## Exercise directions
Print all the entries verbatim.

::: Record list

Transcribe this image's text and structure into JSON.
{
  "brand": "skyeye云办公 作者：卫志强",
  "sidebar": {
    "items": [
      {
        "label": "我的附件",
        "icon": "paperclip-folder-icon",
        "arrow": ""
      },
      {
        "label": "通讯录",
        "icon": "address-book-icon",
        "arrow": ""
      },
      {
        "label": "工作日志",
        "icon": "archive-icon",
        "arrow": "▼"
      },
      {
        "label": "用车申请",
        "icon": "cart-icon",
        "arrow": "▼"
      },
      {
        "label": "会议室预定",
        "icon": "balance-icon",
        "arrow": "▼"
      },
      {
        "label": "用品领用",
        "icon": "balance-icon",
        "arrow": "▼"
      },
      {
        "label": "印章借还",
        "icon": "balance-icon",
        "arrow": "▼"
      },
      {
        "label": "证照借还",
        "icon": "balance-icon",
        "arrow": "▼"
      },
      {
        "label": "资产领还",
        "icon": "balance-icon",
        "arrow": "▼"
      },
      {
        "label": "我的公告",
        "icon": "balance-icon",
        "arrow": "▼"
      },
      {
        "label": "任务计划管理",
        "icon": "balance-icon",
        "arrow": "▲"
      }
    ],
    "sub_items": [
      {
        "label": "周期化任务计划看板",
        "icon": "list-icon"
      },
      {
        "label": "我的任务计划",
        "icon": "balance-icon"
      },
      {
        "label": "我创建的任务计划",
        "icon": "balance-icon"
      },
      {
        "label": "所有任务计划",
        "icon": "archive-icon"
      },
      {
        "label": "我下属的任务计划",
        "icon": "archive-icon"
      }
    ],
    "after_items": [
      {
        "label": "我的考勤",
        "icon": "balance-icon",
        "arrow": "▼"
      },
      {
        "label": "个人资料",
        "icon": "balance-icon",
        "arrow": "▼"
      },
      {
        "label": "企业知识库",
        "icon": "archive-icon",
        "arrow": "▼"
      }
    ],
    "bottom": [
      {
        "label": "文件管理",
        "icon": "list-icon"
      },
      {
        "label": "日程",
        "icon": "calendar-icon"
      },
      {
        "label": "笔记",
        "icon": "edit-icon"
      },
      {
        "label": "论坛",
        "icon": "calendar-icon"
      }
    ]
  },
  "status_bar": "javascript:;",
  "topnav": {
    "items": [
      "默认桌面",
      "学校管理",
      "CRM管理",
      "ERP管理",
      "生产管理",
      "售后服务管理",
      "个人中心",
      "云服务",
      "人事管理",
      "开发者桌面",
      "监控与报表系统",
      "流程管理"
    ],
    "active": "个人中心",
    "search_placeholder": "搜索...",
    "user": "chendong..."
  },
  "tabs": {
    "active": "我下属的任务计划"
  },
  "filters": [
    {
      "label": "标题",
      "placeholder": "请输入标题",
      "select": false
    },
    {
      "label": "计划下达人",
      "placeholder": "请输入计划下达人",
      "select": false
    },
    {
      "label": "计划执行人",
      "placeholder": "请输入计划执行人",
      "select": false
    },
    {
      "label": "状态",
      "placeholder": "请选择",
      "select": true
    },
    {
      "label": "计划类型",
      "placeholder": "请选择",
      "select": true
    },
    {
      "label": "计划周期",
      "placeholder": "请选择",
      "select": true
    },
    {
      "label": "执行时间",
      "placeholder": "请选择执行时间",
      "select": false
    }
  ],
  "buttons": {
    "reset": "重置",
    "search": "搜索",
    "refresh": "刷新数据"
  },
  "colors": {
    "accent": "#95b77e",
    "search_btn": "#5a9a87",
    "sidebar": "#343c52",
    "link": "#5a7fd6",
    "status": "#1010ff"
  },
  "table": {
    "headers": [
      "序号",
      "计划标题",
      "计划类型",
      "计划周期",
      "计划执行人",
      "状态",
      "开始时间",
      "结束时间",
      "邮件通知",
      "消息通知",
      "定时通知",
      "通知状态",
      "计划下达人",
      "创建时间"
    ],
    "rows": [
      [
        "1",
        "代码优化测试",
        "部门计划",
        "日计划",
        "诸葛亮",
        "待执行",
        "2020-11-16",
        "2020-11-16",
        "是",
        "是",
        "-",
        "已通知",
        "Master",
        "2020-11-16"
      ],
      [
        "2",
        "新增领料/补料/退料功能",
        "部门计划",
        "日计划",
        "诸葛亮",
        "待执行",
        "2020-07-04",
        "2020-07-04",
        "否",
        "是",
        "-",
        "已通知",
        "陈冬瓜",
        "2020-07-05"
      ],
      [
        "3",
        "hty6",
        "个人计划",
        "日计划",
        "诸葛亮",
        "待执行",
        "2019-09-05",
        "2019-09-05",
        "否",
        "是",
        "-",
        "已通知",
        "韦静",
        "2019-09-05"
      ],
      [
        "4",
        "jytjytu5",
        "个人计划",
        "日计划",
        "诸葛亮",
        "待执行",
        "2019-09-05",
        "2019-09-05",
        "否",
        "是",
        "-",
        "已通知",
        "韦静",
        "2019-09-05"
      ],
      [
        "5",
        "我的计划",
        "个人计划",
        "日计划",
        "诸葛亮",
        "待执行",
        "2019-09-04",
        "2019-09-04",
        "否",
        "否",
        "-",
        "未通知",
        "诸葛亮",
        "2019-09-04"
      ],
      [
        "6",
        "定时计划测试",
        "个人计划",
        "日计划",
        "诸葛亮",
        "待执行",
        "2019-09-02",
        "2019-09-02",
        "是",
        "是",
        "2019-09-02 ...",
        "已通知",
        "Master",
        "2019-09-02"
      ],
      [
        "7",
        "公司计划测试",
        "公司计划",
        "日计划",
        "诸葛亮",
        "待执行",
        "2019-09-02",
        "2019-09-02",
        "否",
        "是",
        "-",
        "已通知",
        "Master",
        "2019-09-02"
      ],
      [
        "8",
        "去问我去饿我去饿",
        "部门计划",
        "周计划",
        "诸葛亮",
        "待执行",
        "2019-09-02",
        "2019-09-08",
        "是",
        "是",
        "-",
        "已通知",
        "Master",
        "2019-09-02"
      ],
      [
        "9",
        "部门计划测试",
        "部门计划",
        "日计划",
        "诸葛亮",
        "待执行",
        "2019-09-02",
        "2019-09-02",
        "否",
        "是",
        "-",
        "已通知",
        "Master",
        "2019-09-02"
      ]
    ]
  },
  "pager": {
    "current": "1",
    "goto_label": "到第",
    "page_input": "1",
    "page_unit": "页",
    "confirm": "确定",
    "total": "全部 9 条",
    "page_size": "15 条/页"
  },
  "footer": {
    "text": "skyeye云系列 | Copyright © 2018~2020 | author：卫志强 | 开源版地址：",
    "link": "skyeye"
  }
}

::::::

## Output of the exercise
Transcribe this image's text and structure into JSON.
{
  "brand": "skyeye云办公 作者：卫志强",
  "sidebar": {
    "items": [
      {
        "label": "我的附件",
        "icon": "paperclip-folder-icon",
        "arrow": ""
      },
      {
        "label": "通讯录",
        "icon": "address-book-icon",
        "arrow": ""
      },
      {
        "label": "工作日志",
        "icon": "archive-icon",
        "arrow": "▼"
      },
      {
        "label": "用车申请",
        "icon": "cart-icon",
        "arrow": "▼"
      },
      {
        "label": "会议室预定",
        "icon": "balance-icon",
        "arrow": "▼"
      },
      {
        "label": "用品领用",
        "icon": "balance-icon",
        "arrow": "▼"
      },
      {
        "label": "印章借还",
        "icon": "balance-icon",
        "arrow": "▼"
      },
      {
        "label": "证照借还",
        "icon": "balance-icon",
        "arrow": "▼"
      },
      {
        "label": "资产领还",
        "icon": "balance-icon",
        "arrow": "▼"
      },
      {
        "label": "我的公告",
        "icon": "balance-icon",
        "arrow": "▼"
      },
      {
        "label": "任务计划管理",
        "icon": "balance-icon",
        "arrow": "▲"
      }
    ],
    "sub_items": [
      {
        "label": "周期化任务计划看板",
        "icon": "list-icon"
      },
      {
        "label": "我的任务计划",
        "icon": "balance-icon"
      },
      {
        "label": "我创建的任务计划",
        "icon": "balance-icon"
      },
      {
        "label": "所有任务计划",
        "icon": "archive-icon"
      },
      {
        "label": "我下属的任务计划",
        "icon": "archive-icon"
      }
    ],
    "after_items": [
      {
        "label": "我的考勤",
        "icon": "balance-icon",
        "arrow": "▼"
      },
      {
        "label": "个人资料",
        "icon": "balance-icon",
        "arrow": "▼"
      },
      {
        "label": "企业知识库",
        "icon": "archive-icon",
        "arrow": "▼"
      }
    ],
    "bottom": [
      {
        "label": "文件管理",
        "icon": "list-icon"
      },
      {
        "label": "日程",
        "icon": "calendar-icon"
      },
      {
        "label": "笔记",
        "icon": "edit-icon"
      },
      {
        "label": "论坛",
        "icon": "calendar-icon"
      }
    ]
  },
  "status_bar": "javascript:;",
  "topnav": {
    "items": [
      "默认桌面",
      "学校管理",
      "CRM管理",
      "ERP管理",
      "生产管理",
      "售后服务管理",
      "个人中心",
      "云服务",
      "人事管理",
      "开发者桌面",
      "监控与报表系统",
      "流程管理"
    ],
    "active": "个人中心",
    "search_placeholder": "搜索...",
    "user": "chendong..."
  },
  "tabs": {
    "active": "我下属的任务计划"
  },
  "filters": [
    {
      "label": "标题",
      "placeholder": "请输入标题",
      "select": false
    },
    {
      "label": "计划下达人",
      "placeholder": "请输入计划下达人",
      "select": false
    },
    {
      "label": "计划执行人",
      "placeholder": "请输入计划执行人",
      "select": false
    },
    {
      "label": "状态",
      "placeholder": "请选择",
      "select": true
    },
    {
      "label": "计划类型",
      "placeholder": "请选择",
      "select": true
    },
    {
      "label": "计划周期",
      "placeholder": "请选择",
      "select": true
    },
    {
      "label": "执行时间",
      "placeholder": "请选择执行时间",
      "select": false
    }
  ],
  "buttons": {
    "reset": "重置",
    "search": "搜索",
    "refresh": "刷新数据"
  },
  "colors": {
    "accent": "#95b77e",
    "search_btn": "#5a9a87",
    "sidebar": "#343c52",
    "link": "#5a7fd6",
    "status": "#1010ff"
  },
  "table": {
    "headers": [
      "序号",
      "计划标题",
      "计划类型",
      "计划周期",
      "计划执行人",
      "状态",
      "开始时间",
      "结束时间",
      "邮件通知",
      "消息通知",
      "定时通知",
      "通知状态",
      "计划下达人",
      "创建时间"
    ],
    "rows": [
      [
        "1",
        "代码优化测试",
        "部门计划",
        "日计划",
        "诸葛亮",
        "待执行",
        "2020-11-16",
        "2020-11-16",
        "是",
        "是",
        "-",
        "已通知",
        "Master",
        "2020-11-16"
      ],
      [
        "2",
        "新增领料/补料/退料功能",
        "部门计划",
        "日计划",
        "诸葛亮",
        "待执行",
        "2020-07-04",
        "2020-07-04",
        "否",
        "是",
        "-",
        "已通知",
        "陈冬瓜",
        "2020-07-05"
      ],
      [
        "3",
        "hty6",
        "个人计划",
        "日计划",
        "诸葛亮",
        "待执行",
        "2019-09-05",
        "2019-09-05",
        "否",
        "是",
        "-",
        "已通知",
        "韦静",
        "2019-09-05"
      ],
      [
        "4",
        "jytjytu5",
        "个人计划",
        "日计划",
        "诸葛亮",
        "待执行",
        "2019-09-05",
        "2019-09-05",
        "否",
        "是",
        "-",
        "已通知",
        "韦静",
        "2019-09-05"
      ],
      [
        "5",
        "我的计划",
        "个人计划",
        "日计划",
        "诸葛亮",
        "待执行",
        "2019-09-04",
        "2019-09-04",
        "否",
        "否",
        "-",
        "未通知",
        "诸葛亮",
        "2019-09-04"
      ],
      [
        "6",
        "定时计划测试",
        "个人计划",
        "日计划",
        "诸葛亮",
        "待执行",
        "2019-09-02",
        "2019-09-02",
        "是",
        "是",
        "2019-09-02 ...",
        "已通知",
        "Master",
        "2019-09-02"
      ],
      [
        "7",
        "公司计划测试",
        "公司计划",
        "日计划",
        "诸葛亮",
        "待执行",
        "2019-09-02",
        "2019-09-02",
        "否",
        "是",
        "-",
        "已通知",
        "Master",
        "2019-09-02"
      ],
      [
        "8",
        "去问我去饿我去饿",
        "部门计划",
        "周计划",
        "诸葛亮",
        "待执行",
        "2019-09-02",
        "2019-09-08",
        "是",
        "是",
        "-",
        "已通知",
        "Master",
        "2019-09-02"
      ],
      [
        "9",
        "部门计划测试",
        "部门计划",
        "日计划",
        "诸葛亮",
        "待执行",
        "2019-09-02",
        "2019-09-02",
        "否",
        "是",
        "-",
        "已通知",
        "Master",
        "2019-09-02"
      ]
    ]
  },
  "pager": {
    "current": "1",
    "goto_label": "到第",
    "page_input": "1",
    "page_unit": "页",
    "confirm": "确定",
    "total": "全部 9 条",
    "page_size": "15 条/页"
  },
  "footer": {
    "text": "skyeye云系列 | Copyright © 2018~2020 | author：卫志强 | 开源版地址：",
    "link": "skyeye"
  }
}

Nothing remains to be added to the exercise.